Without the pictures, repeat the listing character for character.
=== Records for this exercise ===
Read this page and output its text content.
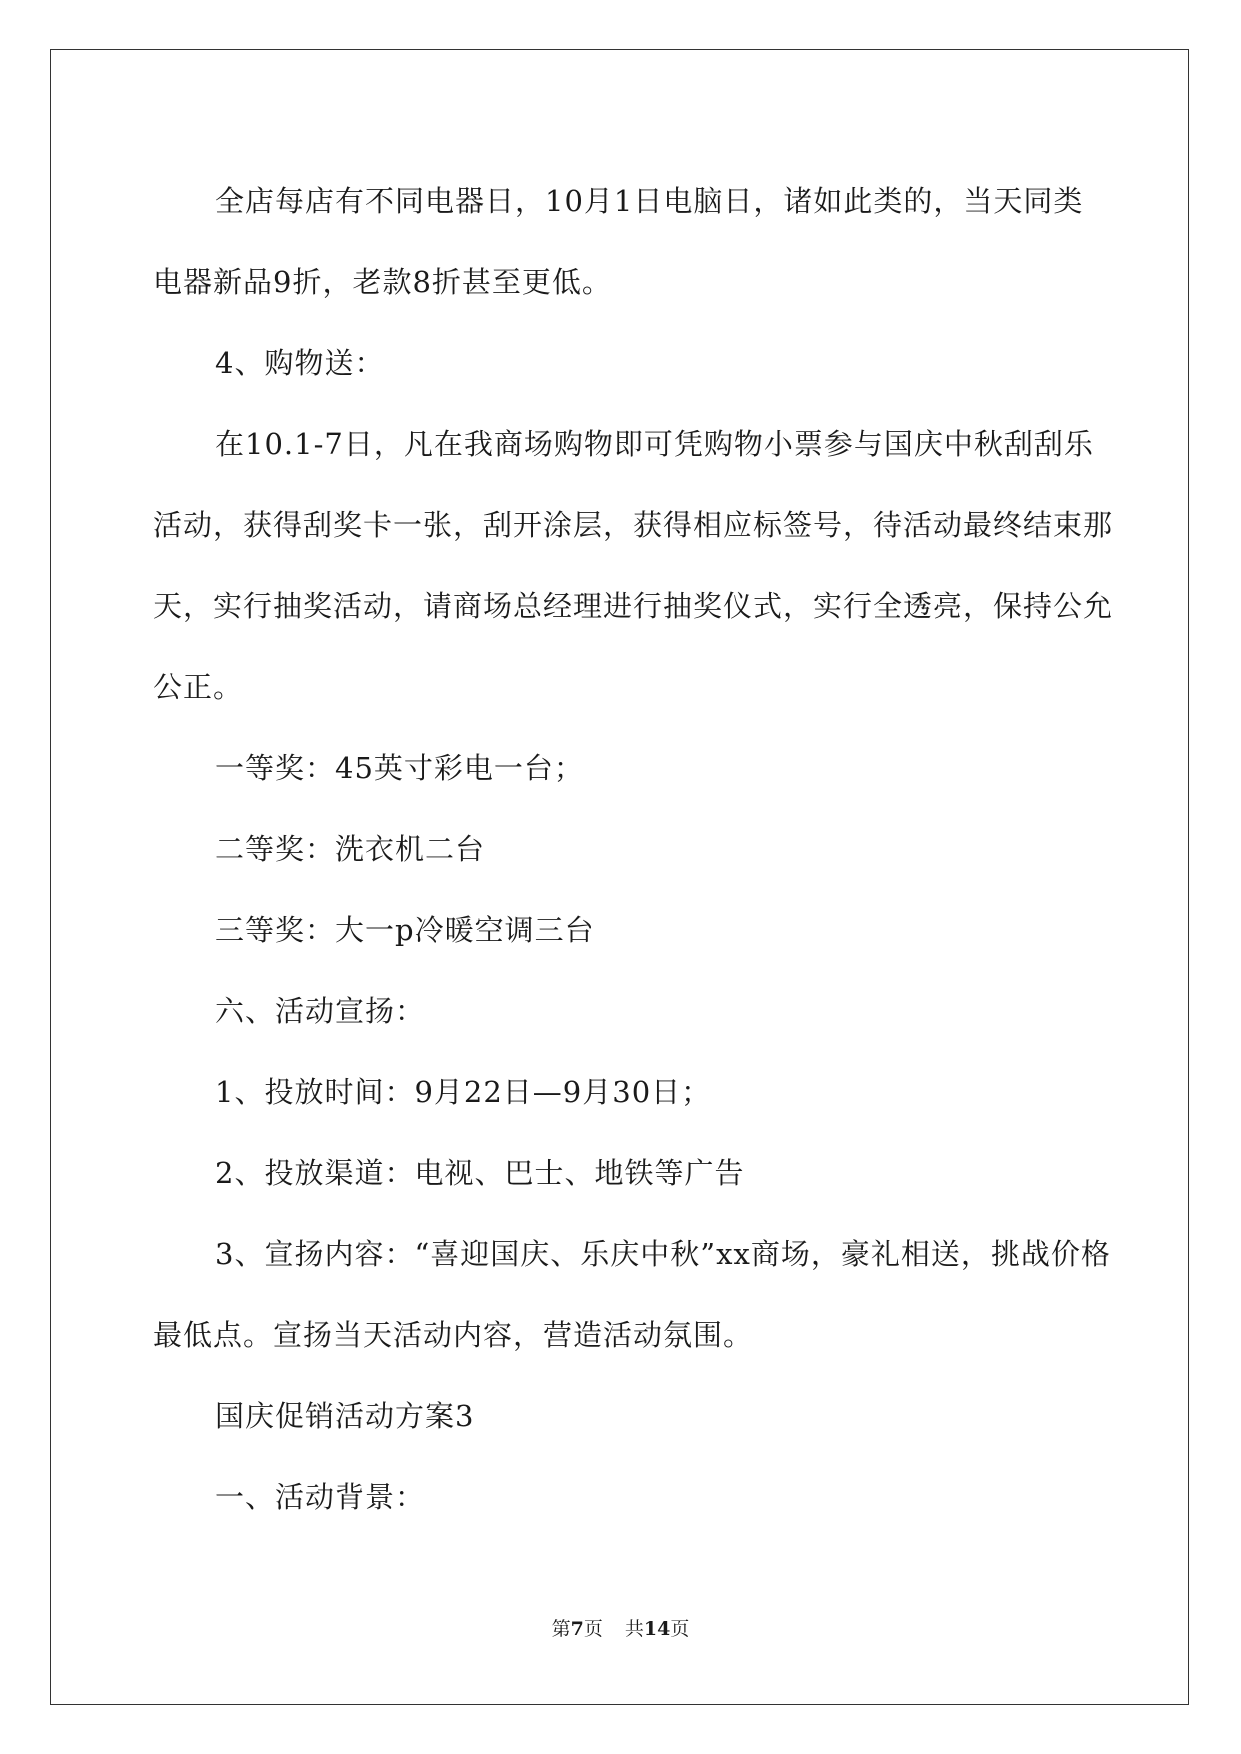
全店每店有不同电器日，10月1日电脑日，诸如此类的，当天同类电器新品9折，老款8折甚至更低。

4、购物送：

在10.1-7日，凡在我商场购物即可凭购物小票参与国庆中秋刮刮乐活动，获得刮奖卡一张，刮开涂层，获得相应标签号，待活动最终结束那天，实行抽奖活动，请商场总经理进行抽奖仪式，实行全透亮，保持公允公正。

一等奖：45英寸彩电一台；

二等奖：洗衣机二台

三等奖：大一p冷暖空调三台

六、活动宣扬：

1、投放时间：9月22日—9月30日；

2、投放渠道：电视、巴士、地铁等广告

3、宣扬内容：“喜迎国庆、乐庆中秋”xx商场，豪礼相送，挑战价格最低点。宣扬当天活动内容，营造活动氛围。

国庆促销活动方案3

一、活动背景：

第7页 共14页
===
Answer to this task —
Read this page and output its text content.
全店每店有不同电器日，10月1日电脑日，诸如此类的，当天同类电器新品9折，老款8折甚至更低。

4、购物送：

在10.1-7日，凡在我商场购物即可凭购物小票参与国庆中秋刮刮乐活动，获得刮奖卡一张，刮开涂层，获得相应标签号，待活动最终结束那天，实行抽奖活动，请商场总经理进行抽奖仪式，实行全透亮，保持公允公正。

一等奖：45英寸彩电一台；

二等奖：洗衣机二台

三等奖：大一p冷暖空调三台

六、活动宣扬：

1、投放时间：9月22日—9月30日；

2、投放渠道：电视、巴士、地铁等广告

3、宣扬内容：“喜迎国庆、乐庆中秋”xx商场，豪礼相送，挑战价格最低点。宣扬当天活动内容，营造活动氛围。

国庆促销活动方案3

一、活动背景：

第7页 共14页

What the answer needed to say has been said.